--- EXTRACTED MATERIAL ---
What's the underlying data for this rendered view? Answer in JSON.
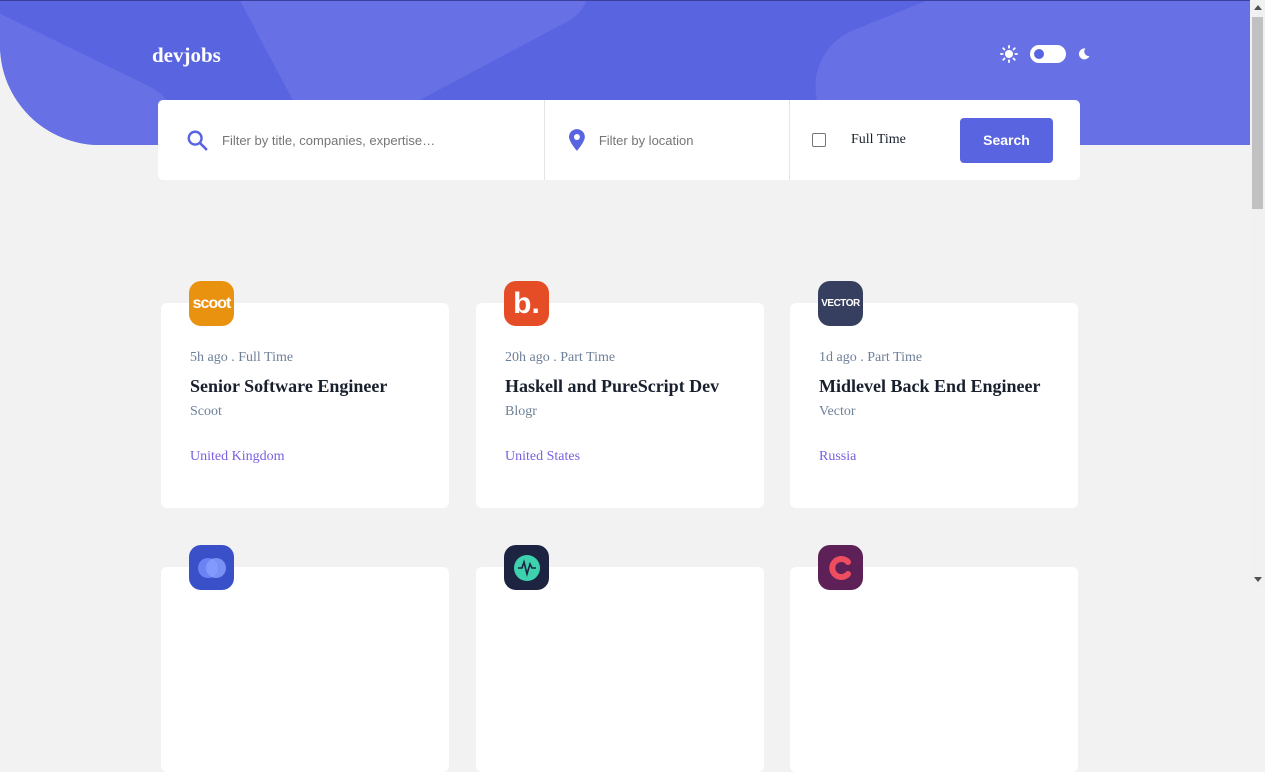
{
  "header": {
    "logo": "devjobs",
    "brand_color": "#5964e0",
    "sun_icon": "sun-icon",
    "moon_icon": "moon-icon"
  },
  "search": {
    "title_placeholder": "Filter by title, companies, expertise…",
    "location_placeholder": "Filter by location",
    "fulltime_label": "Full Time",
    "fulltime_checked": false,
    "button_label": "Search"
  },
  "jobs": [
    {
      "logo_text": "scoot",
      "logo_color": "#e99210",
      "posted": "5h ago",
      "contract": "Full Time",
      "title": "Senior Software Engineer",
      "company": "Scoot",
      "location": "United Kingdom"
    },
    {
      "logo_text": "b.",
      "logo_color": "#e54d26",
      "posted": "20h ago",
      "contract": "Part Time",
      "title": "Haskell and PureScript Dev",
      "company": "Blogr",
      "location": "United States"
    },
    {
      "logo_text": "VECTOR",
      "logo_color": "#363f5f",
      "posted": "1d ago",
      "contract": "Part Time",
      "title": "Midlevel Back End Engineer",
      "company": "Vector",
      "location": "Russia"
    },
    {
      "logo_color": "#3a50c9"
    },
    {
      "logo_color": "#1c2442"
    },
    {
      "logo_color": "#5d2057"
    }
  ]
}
---
**OBJECTIVE:**
Show the lines that mention the word "company".

**SOLUTION FOR THIS PROBLEM:**
      "company": "Scoot",
      "company": "Blogr",
      "company": "Vector",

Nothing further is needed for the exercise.